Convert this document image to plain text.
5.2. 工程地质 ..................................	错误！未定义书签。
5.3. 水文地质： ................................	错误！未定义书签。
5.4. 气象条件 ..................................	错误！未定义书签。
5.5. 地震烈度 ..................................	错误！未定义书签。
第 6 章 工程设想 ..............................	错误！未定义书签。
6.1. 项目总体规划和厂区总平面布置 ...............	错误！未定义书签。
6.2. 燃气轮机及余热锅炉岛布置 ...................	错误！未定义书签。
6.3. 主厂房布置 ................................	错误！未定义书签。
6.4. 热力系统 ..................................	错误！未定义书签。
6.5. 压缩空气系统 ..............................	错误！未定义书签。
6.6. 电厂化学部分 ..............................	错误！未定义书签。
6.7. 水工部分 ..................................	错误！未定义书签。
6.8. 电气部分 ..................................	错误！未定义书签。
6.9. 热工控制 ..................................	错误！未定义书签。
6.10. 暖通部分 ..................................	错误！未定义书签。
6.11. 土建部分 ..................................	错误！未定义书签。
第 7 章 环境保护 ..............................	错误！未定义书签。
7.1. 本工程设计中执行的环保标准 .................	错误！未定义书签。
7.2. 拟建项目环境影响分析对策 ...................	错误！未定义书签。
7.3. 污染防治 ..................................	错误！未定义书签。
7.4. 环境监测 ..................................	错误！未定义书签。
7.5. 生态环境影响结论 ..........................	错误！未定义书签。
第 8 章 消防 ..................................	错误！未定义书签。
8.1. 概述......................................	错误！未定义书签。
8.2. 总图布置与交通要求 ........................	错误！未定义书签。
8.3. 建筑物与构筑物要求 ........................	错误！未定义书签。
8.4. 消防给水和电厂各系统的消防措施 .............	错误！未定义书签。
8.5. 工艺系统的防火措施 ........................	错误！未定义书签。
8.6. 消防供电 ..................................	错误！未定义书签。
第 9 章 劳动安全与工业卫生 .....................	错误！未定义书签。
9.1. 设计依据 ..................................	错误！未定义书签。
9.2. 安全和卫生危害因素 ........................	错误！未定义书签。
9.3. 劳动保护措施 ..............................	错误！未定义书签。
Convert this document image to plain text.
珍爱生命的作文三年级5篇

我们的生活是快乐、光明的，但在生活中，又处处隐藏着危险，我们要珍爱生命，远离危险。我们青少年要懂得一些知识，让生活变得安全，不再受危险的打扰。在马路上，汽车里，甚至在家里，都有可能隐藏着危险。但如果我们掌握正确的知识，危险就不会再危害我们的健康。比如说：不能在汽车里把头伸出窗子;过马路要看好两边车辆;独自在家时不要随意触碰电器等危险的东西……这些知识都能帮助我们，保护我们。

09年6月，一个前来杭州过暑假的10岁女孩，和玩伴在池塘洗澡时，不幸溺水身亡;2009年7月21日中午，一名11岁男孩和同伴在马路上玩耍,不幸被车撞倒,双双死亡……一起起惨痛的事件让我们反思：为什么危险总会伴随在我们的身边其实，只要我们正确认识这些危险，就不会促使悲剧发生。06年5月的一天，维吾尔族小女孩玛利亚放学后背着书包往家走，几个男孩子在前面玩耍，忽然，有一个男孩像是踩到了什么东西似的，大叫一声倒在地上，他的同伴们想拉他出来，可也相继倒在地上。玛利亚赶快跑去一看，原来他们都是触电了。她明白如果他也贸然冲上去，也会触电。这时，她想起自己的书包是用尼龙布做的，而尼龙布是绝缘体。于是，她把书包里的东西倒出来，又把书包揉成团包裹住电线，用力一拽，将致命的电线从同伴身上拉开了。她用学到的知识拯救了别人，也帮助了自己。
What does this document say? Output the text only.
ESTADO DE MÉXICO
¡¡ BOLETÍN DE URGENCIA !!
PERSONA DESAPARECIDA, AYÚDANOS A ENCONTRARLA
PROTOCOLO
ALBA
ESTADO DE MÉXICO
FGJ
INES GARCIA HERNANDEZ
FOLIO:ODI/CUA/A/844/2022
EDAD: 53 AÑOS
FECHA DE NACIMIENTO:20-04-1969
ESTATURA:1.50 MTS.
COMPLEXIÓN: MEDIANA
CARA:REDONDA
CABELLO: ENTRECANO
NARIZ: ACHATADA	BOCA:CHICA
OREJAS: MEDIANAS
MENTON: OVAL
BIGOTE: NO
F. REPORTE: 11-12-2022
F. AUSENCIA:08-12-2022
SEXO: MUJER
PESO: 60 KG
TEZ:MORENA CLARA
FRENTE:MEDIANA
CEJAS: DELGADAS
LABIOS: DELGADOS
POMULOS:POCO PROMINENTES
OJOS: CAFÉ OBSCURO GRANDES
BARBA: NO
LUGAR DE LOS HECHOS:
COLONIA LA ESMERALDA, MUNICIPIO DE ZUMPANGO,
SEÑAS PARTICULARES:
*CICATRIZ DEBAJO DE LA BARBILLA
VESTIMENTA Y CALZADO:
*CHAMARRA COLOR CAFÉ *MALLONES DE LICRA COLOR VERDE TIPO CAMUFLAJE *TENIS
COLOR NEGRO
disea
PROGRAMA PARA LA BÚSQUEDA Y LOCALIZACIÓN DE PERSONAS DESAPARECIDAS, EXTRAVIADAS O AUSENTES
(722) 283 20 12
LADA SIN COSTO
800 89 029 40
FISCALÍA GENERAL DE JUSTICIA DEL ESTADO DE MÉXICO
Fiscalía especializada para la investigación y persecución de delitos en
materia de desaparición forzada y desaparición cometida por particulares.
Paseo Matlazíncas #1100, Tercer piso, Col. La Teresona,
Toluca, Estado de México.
☆ ☆ ☆ ☆ ☆ ☆ ☆
Give only the count of lines in this material that contain the string "COLOR".

2